### Data to process ###
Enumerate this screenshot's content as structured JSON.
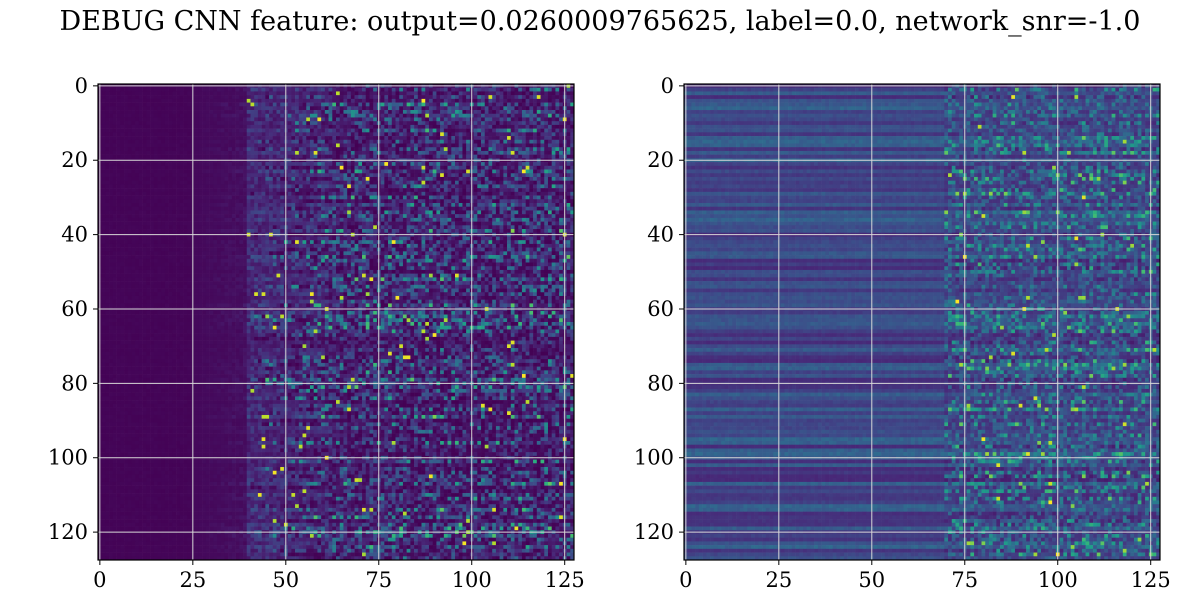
{
  "title": "DEBUG CNN feature: output=0.0260009765625, label=0.0, network_snr=-1.0",
  "chart_data": [
    {
      "type": "heatmap",
      "colormap": "viridis",
      "x_ticks": [
        0,
        25,
        50,
        75,
        100,
        125
      ],
      "y_ticks": [
        0,
        20,
        40,
        60,
        80,
        100,
        120
      ],
      "xlim": [
        0,
        127
      ],
      "ylim": [
        127,
        0
      ],
      "grid": true,
      "rows": 128,
      "cols": 128,
      "description_values": {
        "dark_region_cols": [
          0,
          40
        ],
        "active_region_cols": [
          40,
          127
        ]
      }
    },
    {
      "type": "heatmap",
      "colormap": "viridis",
      "x_ticks": [
        0,
        25,
        50,
        75,
        100,
        125
      ],
      "y_ticks": [
        0,
        20,
        40,
        60,
        80,
        100,
        120
      ],
      "xlim": [
        0,
        127
      ],
      "ylim": [
        127,
        0
      ],
      "grid": true,
      "rows": 128,
      "cols": 128,
      "description_values": {
        "dark_region_cols": [
          0,
          70
        ],
        "active_region_cols": [
          70,
          127
        ]
      }
    }
  ]
}
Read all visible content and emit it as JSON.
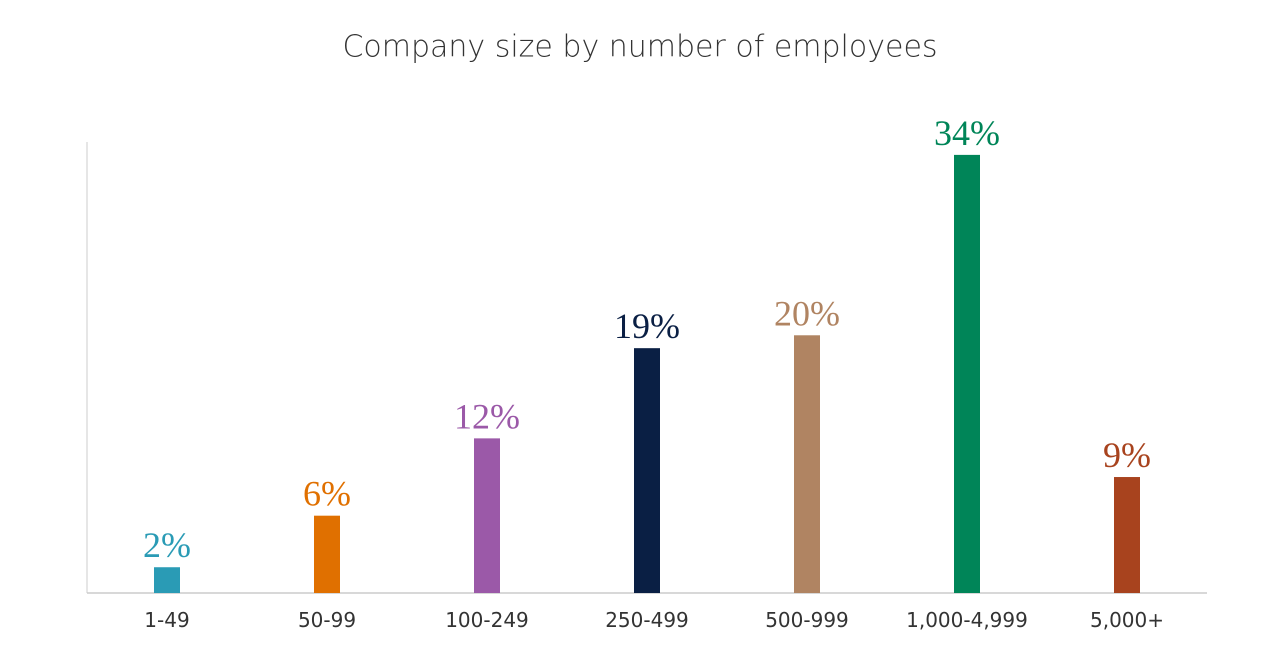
{
  "chart_data": {
    "type": "bar",
    "title": "Company size by number of employees",
    "categories": [
      "1-49",
      "50-99",
      "100-249",
      "250-499",
      "500-999",
      "1,000-4,999",
      "5,000+"
    ],
    "values": [
      2,
      6,
      12,
      19,
      20,
      34,
      9
    ],
    "value_labels": [
      "2%",
      "6%",
      "12%",
      "19%",
      "20%",
      "34%",
      "9%"
    ],
    "colors": [
      "#2a9bb5",
      "#e07000",
      "#9b59a8",
      "#0a1f44",
      "#b08462",
      "#008558",
      "#a8431e"
    ],
    "ylim": [
      0,
      35
    ]
  }
}
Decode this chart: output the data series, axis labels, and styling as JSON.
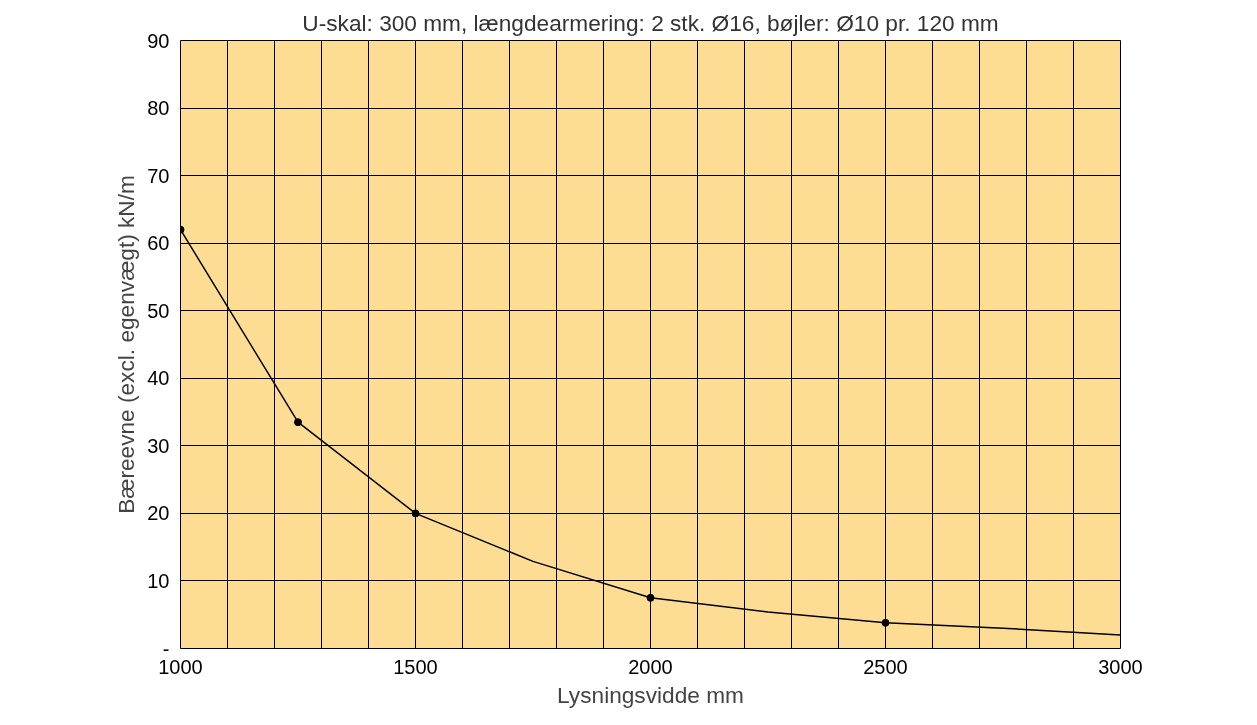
{
  "chart_data": {
    "type": "line",
    "title": "U-skal: 300 mm, længdearmering: 2 stk. Ø16, bøjler: Ø10 pr. 120 mm",
    "xlabel": "Lysningsvidde mm",
    "ylabel": "Bæreevne (excl. egenvægt) kN/m",
    "series": [
      {
        "color": "#000000",
        "marker": "none",
        "x": [
          1000,
          1250,
          1500,
          1750,
          2000,
          2250,
          2500,
          2750,
          3000
        ],
        "values": [
          62,
          33.5,
          20,
          12.9,
          7.5,
          5.4,
          3.8,
          3,
          2
        ]
      },
      {
        "type": "scatter",
        "color": "#000000",
        "marker": "circle",
        "x": [
          1000,
          1250,
          1500,
          2000,
          2500
        ],
        "values": [
          62,
          33.5,
          20,
          7.5,
          3.8
        ]
      }
    ],
    "xlim": [
      1000,
      3000
    ],
    "ylim": [
      0,
      90
    ],
    "xticks": [
      1000,
      {
        "value": 1100,
        "label": null
      },
      {
        "value": 1200,
        "label": null
      },
      {
        "value": 1300,
        "label": null
      },
      {
        "value": 1400,
        "label": null
      },
      1500,
      {
        "value": 1600,
        "label": null
      },
      {
        "value": 1700,
        "label": null
      },
      {
        "value": 1800,
        "label": null
      },
      {
        "value": 1900,
        "label": null
      },
      2000,
      {
        "value": 2100,
        "label": null
      },
      {
        "value": 2200,
        "label": null
      },
      {
        "value": 2300,
        "label": null
      },
      {
        "value": 2400,
        "label": null
      },
      2500,
      {
        "value": 2600,
        "label": null
      },
      {
        "value": 2700,
        "label": null
      },
      {
        "value": 2800,
        "label": null
      },
      {
        "value": 2900,
        "label": null
      },
      3000
    ],
    "yticks": [
      {
        "value": 0,
        "label": "-"
      },
      10,
      20,
      30,
      40,
      50,
      60,
      70,
      80,
      90
    ],
    "grid": true,
    "line_style": "solid"
  }
}
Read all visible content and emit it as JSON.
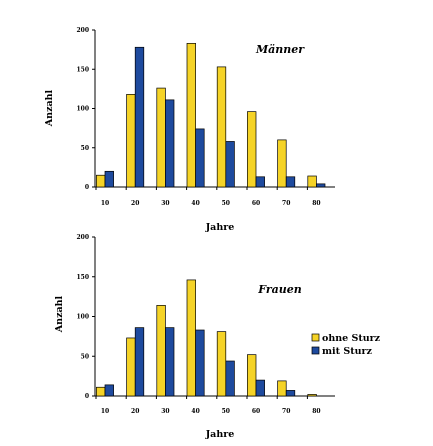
{
  "chart_data": [
    {
      "type": "bar",
      "title": "Männer",
      "xlabel": "Jahre",
      "ylabel": "Anzahl",
      "ylim": [
        0,
        200
      ],
      "yticks": [
        "0",
        "50",
        "100",
        "150",
        "200"
      ],
      "categories": [
        "10",
        "20",
        "30",
        "40",
        "50",
        "60",
        "70",
        "80"
      ],
      "series": [
        {
          "name": "ohne Sturz",
          "color": "#F5D327",
          "values": [
            15,
            118,
            126,
            183,
            153,
            96,
            60,
            14
          ]
        },
        {
          "name": "mit Sturz",
          "color": "#1E4A9E",
          "values": [
            20,
            178,
            111,
            74,
            58,
            13,
            13,
            4
          ]
        }
      ],
      "grid": false,
      "legend": "none"
    },
    {
      "type": "bar",
      "title": "Frauen",
      "xlabel": "Jahre",
      "ylabel": "Anzahl",
      "ylim": [
        0,
        200
      ],
      "yticks": [
        "0",
        "50",
        "100",
        "150",
        "200"
      ],
      "categories": [
        "10",
        "20",
        "30",
        "40",
        "50",
        "60",
        "70",
        "80"
      ],
      "series": [
        {
          "name": "ohne Sturz",
          "color": "#F5D327",
          "values": [
            11,
            73,
            114,
            146,
            81,
            52,
            19,
            2
          ]
        },
        {
          "name": "mit Sturz",
          "color": "#1E4A9E",
          "values": [
            14,
            86,
            86,
            83,
            44,
            20,
            7,
            0
          ]
        }
      ],
      "grid": false,
      "legend": "right"
    }
  ]
}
###
[Task requirements] Without the pictures, print the records in full, exactly as they appear.

[Expected answer]
Enumerate this screenshot's content as structured JSON.
{
  "title": "DEBUG CNN feature: output=0.0260009765625, label=0.0, network_snr=-1.0",
  "chart_data": [
    {
      "type": "heatmap",
      "colormap": "viridis",
      "x_ticks": [
        0,
        25,
        50,
        75,
        100,
        125
      ],
      "y_ticks": [
        0,
        20,
        40,
        60,
        80,
        100,
        120
      ],
      "xlim": [
        0,
        127
      ],
      "ylim": [
        127,
        0
      ],
      "grid": true,
      "rows": 128,
      "cols": 128,
      "description_values": {
        "dark_region_cols": [
          0,
          40
        ],
        "active_region_cols": [
          40,
          127
        ]
      }
    },
    {
      "type": "heatmap",
      "colormap": "viridis",
      "x_ticks": [
        0,
        25,
        50,
        75,
        100,
        125
      ],
      "y_ticks": [
        0,
        20,
        40,
        60,
        80,
        100,
        120
      ],
      "xlim": [
        0,
        127
      ],
      "ylim": [
        127,
        0
      ],
      "grid": true,
      "rows": 128,
      "cols": 128,
      "description_values": {
        "dark_region_cols": [
          0,
          70
        ],
        "active_region_cols": [
          70,
          127
        ]
      }
    }
  ]
}
Read all visible content and emit it as JSON.
{
  "chart_data": {
    "type": "bar",
    "title": "Company size by number of employees",
    "categories": [
      "1-49",
      "50-99",
      "100-249",
      "250-499",
      "500-999",
      "1,000-4,999",
      "5,000+"
    ],
    "values": [
      2,
      6,
      12,
      19,
      20,
      34,
      9
    ],
    "value_labels": [
      "2%",
      "6%",
      "12%",
      "19%",
      "20%",
      "34%",
      "9%"
    ],
    "colors": [
      "#2a9bb5",
      "#e07000",
      "#9b59a8",
      "#0a1f44",
      "#b08462",
      "#008558",
      "#a8431e"
    ],
    "ylim": [
      0,
      35
    ]
  }
}
Decode this chart: output the data series, axis labels, and styling as JSON.
{
  "chart_data": {
    "type": "line",
    "title": "U-skal: 300 mm, længdearmering: 2 stk. Ø16, bøjler: Ø10 pr. 120 mm",
    "xlabel": "Lysningsvidde mm",
    "ylabel": "Bæreevne (excl. egenvægt) kN/m",
    "series": [
      {
        "color": "#000000",
        "marker": "none",
        "x": [
          1000,
          1250,
          1500,
          1750,
          2000,
          2250,
          2500,
          2750,
          3000
        ],
        "values": [
          62,
          33.5,
          20,
          12.9,
          7.5,
          5.4,
          3.8,
          3,
          2
        ]
      },
      {
        "type": "scatter",
        "color": "#000000",
        "marker": "circle",
        "x": [
          1000,
          1250,
          1500,
          2000,
          2500
        ],
        "values": [
          62,
          33.5,
          20,
          7.5,
          3.8
        ]
      }
    ],
    "xlim": [
      1000,
      3000
    ],
    "ylim": [
      0,
      90
    ],
    "xticks": [
      1000,
      {
        "value": 1100,
        "label": null
      },
      {
        "value": 1200,
        "label": null
      },
      {
        "value": 1300,
        "label": null
      },
      {
        "value": 1400,
        "label": null
      },
      1500,
      {
        "value": 1600,
        "label": null
      },
      {
        "value": 1700,
        "label": null
      },
      {
        "value": 1800,
        "label": null
      },
      {
        "value": 1900,
        "label": null
      },
      2000,
      {
        "value": 2100,
        "label": null
      },
      {
        "value": 2200,
        "label": null
      },
      {
        "value": 2300,
        "label": null
      },
      {
        "value": 2400,
        "label": null
      },
      2500,
      {
        "value": 2600,
        "label": null
      },
      {
        "value": 2700,
        "label": null
      },
      {
        "value": 2800,
        "label": null
      },
      {
        "value": 2900,
        "label": null
      },
      3000
    ],
    "yticks": [
      {
        "value": 0,
        "label": "-"
      },
      10,
      20,
      30,
      40,
      50,
      60,
      70,
      80,
      90
    ],
    "grid": true,
    "line_style": "solid"
  }
}
Read all visible content and emit it as JSON.
{
  "chart_data": [
    {
      "type": "bar",
      "title": "Männer",
      "xlabel": "Jahre",
      "ylabel": "Anzahl",
      "ylim": [
        0,
        200
      ],
      "yticks": [
        "0",
        "50",
        "100",
        "150",
        "200"
      ],
      "categories": [
        "10",
        "20",
        "30",
        "40",
        "50",
        "60",
        "70",
        "80"
      ],
      "series": [
        {
          "name": "ohne Sturz",
          "color": "#F5D327",
          "values": [
            15,
            118,
            126,
            183,
            153,
            96,
            60,
            14
          ]
        },
        {
          "name": "mit Sturz",
          "color": "#1E4A9E",
          "values": [
            20,
            178,
            111,
            74,
            58,
            13,
            13,
            4
          ]
        }
      ],
      "grid": false,
      "legend": "none"
    },
    {
      "type": "bar",
      "title": "Frauen",
      "xlabel": "Jahre",
      "ylabel": "Anzahl",
      "ylim": [
        0,
        200
      ],
      "yticks": [
        "0",
        "50",
        "100",
        "150",
        "200"
      ],
      "categories": [
        "10",
        "20",
        "30",
        "40",
        "50",
        "60",
        "70",
        "80"
      ],
      "series": [
        {
          "name": "ohne Sturz",
          "color": "#F5D327",
          "values": [
            11,
            73,
            114,
            146,
            81,
            52,
            19,
            2
          ]
        },
        {
          "name": "mit Sturz",
          "color": "#1E4A9E",
          "values": [
            14,
            86,
            86,
            83,
            44,
            20,
            7,
            0
          ]
        }
      ],
      "grid": false,
      "legend": "right"
    }
  ]
}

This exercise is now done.